## WHAT YOU ARE ASKED TO DO
Copy all of the material exactly. Pictures are not to appear in the copy.

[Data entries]
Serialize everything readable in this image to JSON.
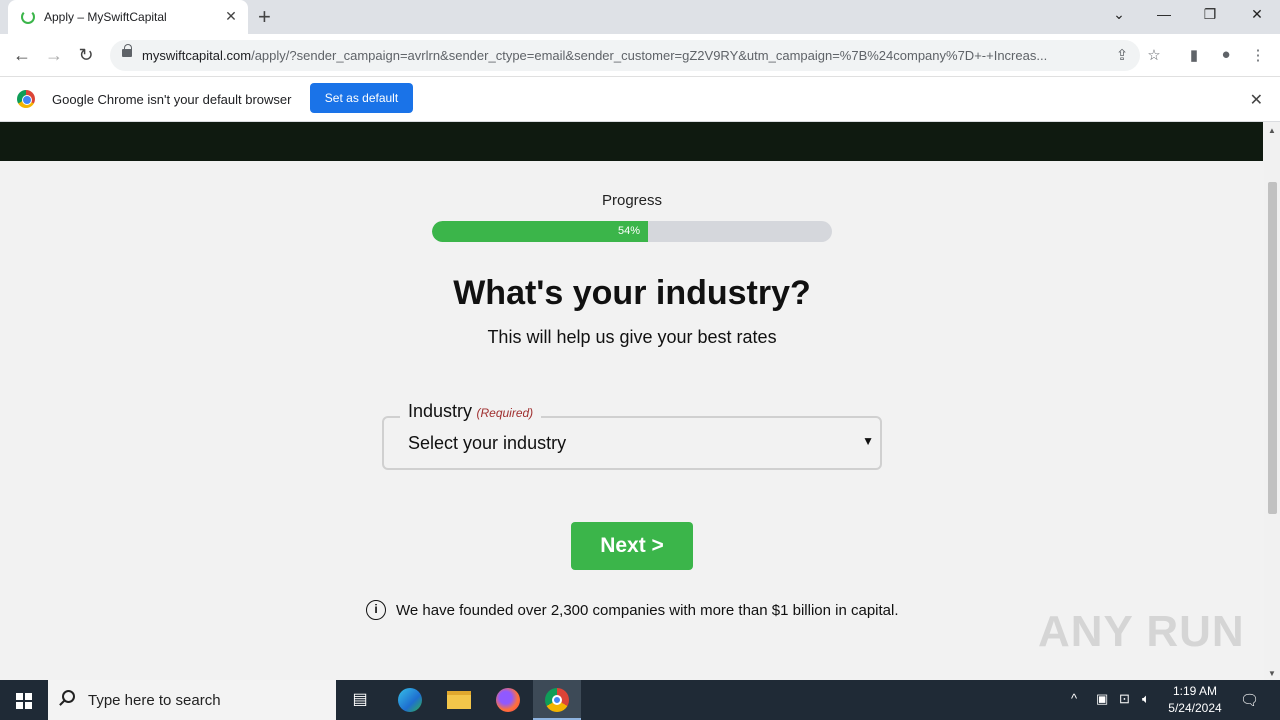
{
  "browser": {
    "tab_title": "Apply – MySwiftCapital",
    "url_host": "myswiftcapital.com",
    "url_rest": "/apply/?sender_campaign=avrlrn&sender_ctype=email&sender_customer=gZ2V9RY&utm_campaign=%7B%24company%7D+-+Increas...",
    "infobar_message": "Google Chrome isn't your default browser",
    "infobar_button": "Set as default"
  },
  "page": {
    "progress_label": "Progress",
    "progress_percent": 54,
    "progress_text": "54%",
    "heading": "What's your industry?",
    "subheading": "This will help us give your best rates",
    "field_label": "Industry",
    "field_required": "(Required)",
    "field_value": "Select your industry",
    "next_label": "Next >",
    "note": "We have founded over 2,300 companies with more than $1 billion in capital.",
    "watermark": "ANY RUN"
  },
  "taskbar": {
    "search_placeholder": "Type here to search",
    "time": "1:19 AM",
    "date": "5/24/2024"
  },
  "colors": {
    "accent_green": "#3bb54a",
    "header_dark": "#0f1a10",
    "chrome_blue": "#1a73e8"
  }
}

## SOLUTION FOR THIS EXERCISE
Serialize everything readable in this image to JSON.
{
  "browser": {
    "tab_title": "Apply – MySwiftCapital",
    "url_host": "myswiftcapital.com",
    "url_rest": "/apply/?sender_campaign=avrlrn&sender_ctype=email&sender_customer=gZ2V9RY&utm_campaign=%7B%24company%7D+-+Increas...",
    "infobar_message": "Google Chrome isn't your default browser",
    "infobar_button": "Set as default"
  },
  "page": {
    "progress_label": "Progress",
    "progress_percent": 54,
    "progress_text": "54%",
    "heading": "What's your industry?",
    "subheading": "This will help us give your best rates",
    "field_label": "Industry",
    "field_required": "(Required)",
    "field_value": "Select your industry",
    "next_label": "Next >",
    "note": "We have founded over 2,300 companies with more than $1 billion in capital.",
    "watermark": "ANY RUN"
  },
  "taskbar": {
    "search_placeholder": "Type here to search",
    "time": "1:19 AM",
    "date": "5/24/2024"
  },
  "colors": {
    "accent_green": "#3bb54a",
    "header_dark": "#0f1a10",
    "chrome_blue": "#1a73e8"
  }
}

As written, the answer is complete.